[A run of items]
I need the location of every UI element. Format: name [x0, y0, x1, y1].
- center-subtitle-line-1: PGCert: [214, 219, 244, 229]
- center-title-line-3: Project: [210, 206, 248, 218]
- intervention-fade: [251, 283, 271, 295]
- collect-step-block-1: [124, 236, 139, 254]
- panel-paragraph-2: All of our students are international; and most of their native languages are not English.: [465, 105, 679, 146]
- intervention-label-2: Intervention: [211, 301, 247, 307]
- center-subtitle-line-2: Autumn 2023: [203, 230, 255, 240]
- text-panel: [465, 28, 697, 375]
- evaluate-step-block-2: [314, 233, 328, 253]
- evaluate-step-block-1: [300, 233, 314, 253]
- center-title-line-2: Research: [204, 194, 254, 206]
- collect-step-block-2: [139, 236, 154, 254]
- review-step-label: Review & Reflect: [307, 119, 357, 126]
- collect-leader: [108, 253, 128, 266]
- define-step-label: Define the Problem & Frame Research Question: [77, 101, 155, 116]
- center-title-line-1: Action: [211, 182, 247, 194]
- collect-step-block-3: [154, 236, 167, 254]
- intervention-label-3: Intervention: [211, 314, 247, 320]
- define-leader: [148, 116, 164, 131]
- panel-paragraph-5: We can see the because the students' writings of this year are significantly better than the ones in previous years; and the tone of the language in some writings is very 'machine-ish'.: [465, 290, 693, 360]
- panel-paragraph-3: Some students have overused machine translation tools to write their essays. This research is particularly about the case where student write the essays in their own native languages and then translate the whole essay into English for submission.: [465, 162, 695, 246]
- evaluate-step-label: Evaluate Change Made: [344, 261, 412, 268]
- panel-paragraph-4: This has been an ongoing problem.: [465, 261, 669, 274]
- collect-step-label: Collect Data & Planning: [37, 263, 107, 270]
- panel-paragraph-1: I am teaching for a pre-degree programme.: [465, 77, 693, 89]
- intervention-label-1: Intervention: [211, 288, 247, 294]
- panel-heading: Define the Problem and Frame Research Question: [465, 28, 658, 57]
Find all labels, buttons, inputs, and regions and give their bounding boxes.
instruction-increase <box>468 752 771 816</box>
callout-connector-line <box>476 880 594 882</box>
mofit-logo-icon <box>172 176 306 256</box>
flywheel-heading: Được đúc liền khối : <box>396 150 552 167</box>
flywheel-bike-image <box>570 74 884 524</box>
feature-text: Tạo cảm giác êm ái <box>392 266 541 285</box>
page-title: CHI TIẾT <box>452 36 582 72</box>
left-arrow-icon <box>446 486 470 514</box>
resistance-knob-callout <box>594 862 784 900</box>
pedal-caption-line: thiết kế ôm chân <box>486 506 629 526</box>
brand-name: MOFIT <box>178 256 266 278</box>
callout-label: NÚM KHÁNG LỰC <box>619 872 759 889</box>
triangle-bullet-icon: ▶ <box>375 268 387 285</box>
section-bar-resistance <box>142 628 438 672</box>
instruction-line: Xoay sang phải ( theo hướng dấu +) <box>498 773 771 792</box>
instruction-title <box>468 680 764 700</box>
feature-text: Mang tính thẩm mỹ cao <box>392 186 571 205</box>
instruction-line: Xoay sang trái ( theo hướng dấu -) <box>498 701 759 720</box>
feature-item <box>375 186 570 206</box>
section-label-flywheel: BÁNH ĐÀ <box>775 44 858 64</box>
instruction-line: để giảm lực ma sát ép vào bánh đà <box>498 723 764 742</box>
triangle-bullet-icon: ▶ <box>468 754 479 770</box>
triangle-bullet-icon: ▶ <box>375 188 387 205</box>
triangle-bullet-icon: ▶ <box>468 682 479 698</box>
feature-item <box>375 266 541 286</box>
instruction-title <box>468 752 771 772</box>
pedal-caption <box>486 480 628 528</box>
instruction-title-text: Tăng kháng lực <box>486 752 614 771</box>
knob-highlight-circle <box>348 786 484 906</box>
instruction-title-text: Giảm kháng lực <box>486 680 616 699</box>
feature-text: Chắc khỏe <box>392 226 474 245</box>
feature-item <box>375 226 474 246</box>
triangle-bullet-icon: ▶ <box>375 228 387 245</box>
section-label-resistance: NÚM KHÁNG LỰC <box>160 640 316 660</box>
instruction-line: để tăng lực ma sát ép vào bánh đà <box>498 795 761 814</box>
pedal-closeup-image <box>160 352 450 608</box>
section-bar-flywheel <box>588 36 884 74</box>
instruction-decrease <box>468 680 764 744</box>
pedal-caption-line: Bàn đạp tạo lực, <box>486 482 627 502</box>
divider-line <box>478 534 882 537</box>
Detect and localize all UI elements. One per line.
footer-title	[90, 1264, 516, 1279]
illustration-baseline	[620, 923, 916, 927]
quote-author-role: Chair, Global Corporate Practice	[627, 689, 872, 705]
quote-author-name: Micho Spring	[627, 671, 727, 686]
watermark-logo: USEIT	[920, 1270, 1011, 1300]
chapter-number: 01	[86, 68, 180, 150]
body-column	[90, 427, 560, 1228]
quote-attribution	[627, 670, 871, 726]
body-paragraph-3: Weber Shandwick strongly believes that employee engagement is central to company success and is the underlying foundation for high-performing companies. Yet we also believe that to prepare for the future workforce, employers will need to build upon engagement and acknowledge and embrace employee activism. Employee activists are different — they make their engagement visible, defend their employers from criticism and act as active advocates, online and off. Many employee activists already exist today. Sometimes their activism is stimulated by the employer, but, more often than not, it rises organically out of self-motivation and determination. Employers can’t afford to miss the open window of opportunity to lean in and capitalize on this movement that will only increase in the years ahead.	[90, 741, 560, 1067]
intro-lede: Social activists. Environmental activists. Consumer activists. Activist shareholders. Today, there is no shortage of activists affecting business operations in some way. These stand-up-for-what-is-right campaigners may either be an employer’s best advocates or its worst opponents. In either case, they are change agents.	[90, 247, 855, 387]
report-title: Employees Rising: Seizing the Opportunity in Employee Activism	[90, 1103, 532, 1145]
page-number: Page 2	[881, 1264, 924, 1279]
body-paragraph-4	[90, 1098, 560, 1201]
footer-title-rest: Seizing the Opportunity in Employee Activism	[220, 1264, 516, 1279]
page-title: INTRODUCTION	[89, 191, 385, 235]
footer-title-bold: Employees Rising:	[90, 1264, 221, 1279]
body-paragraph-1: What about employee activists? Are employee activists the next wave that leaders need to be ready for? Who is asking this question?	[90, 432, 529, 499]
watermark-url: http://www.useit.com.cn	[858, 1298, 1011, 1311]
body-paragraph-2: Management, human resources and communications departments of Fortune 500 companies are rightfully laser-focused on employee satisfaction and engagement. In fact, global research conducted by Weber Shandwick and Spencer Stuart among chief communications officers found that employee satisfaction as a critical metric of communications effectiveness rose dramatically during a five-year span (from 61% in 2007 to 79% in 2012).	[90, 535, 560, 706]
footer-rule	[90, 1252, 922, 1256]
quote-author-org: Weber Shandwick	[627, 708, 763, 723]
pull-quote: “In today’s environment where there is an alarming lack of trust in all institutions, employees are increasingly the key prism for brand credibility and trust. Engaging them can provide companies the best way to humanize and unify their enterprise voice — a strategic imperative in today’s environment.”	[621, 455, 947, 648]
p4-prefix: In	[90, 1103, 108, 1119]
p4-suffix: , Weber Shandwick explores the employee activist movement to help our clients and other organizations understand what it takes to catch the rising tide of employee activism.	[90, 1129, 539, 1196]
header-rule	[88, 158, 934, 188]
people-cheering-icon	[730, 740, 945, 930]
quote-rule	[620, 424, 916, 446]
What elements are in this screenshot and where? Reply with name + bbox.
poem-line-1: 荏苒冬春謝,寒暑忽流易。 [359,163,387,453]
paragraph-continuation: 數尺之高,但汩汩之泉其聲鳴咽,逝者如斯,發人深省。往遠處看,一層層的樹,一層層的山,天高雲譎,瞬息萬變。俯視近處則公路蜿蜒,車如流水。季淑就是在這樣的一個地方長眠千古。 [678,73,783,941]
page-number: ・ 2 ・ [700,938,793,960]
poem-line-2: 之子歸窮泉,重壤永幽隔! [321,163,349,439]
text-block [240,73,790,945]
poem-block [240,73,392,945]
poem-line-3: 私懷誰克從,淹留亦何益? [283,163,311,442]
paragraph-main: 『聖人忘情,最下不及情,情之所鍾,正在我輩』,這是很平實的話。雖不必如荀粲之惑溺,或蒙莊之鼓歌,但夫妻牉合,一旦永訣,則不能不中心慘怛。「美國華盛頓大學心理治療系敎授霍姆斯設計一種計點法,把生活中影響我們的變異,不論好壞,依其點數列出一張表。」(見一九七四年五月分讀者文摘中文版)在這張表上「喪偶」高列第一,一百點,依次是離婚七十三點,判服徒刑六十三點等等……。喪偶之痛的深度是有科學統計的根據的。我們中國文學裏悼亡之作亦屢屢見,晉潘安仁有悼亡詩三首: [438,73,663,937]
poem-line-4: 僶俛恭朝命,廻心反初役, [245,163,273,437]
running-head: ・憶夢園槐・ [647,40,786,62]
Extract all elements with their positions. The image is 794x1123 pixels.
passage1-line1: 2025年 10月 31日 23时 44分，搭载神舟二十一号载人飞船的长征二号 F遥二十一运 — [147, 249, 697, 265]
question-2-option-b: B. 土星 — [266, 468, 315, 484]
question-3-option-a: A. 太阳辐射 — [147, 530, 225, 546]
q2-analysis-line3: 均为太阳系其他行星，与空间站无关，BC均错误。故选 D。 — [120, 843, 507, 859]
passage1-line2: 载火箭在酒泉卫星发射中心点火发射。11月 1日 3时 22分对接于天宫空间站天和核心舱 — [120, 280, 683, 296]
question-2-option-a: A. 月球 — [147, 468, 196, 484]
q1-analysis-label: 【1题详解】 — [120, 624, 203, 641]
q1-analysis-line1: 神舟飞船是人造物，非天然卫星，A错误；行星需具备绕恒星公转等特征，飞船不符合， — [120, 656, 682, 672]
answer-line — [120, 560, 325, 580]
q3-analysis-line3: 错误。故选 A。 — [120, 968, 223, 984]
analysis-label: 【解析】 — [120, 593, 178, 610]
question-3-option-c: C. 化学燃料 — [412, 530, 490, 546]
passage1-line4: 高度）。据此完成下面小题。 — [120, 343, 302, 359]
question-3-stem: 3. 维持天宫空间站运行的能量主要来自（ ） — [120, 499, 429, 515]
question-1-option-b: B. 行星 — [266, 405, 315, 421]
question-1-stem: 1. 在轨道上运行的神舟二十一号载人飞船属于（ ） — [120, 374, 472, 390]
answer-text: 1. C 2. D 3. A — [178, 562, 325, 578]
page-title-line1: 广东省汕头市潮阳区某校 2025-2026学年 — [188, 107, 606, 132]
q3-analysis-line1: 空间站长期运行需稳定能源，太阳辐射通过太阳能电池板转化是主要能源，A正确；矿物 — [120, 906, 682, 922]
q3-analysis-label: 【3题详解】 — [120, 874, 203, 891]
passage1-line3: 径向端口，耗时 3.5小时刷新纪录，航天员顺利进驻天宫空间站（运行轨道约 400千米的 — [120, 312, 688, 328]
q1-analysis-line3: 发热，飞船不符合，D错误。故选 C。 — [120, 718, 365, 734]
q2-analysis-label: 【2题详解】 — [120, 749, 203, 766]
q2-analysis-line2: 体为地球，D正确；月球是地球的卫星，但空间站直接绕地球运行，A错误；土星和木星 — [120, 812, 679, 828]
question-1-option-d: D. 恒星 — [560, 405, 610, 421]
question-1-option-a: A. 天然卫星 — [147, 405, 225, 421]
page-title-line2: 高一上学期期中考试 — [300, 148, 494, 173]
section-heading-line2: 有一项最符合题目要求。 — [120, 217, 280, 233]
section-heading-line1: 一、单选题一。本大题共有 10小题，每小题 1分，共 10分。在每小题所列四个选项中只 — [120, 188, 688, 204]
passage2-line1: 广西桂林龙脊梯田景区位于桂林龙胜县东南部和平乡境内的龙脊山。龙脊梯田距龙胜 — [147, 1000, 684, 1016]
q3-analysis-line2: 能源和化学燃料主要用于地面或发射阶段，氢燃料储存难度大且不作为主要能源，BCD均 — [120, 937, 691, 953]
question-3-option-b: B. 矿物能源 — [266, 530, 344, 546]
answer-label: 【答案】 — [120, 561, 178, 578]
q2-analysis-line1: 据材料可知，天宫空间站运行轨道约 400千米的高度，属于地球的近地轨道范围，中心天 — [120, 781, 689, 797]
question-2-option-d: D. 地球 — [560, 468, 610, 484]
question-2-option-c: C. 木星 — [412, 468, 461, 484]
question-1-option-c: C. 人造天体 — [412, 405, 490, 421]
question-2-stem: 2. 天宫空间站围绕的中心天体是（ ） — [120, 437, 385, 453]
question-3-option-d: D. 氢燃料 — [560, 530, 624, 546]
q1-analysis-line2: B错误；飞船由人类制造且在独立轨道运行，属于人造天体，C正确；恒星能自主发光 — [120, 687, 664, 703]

- [TASK STATEMENT]:
Can you repeat everything from the start of the items down to the line with "- collect-step-block-1: [124, 236, 139, 254]", switching "Project" to "Study" and leaving all else unchanged?

- [RESPONSE]:
I need the location of every UI element. Format: name [x0, y0, x1, y1].
- center-subtitle-line-1: PGCert: [214, 219, 244, 229]
- center-title-line-3: Study: [210, 206, 248, 218]
- intervention-fade: [251, 283, 271, 295]
- collect-step-block-1: [124, 236, 139, 254]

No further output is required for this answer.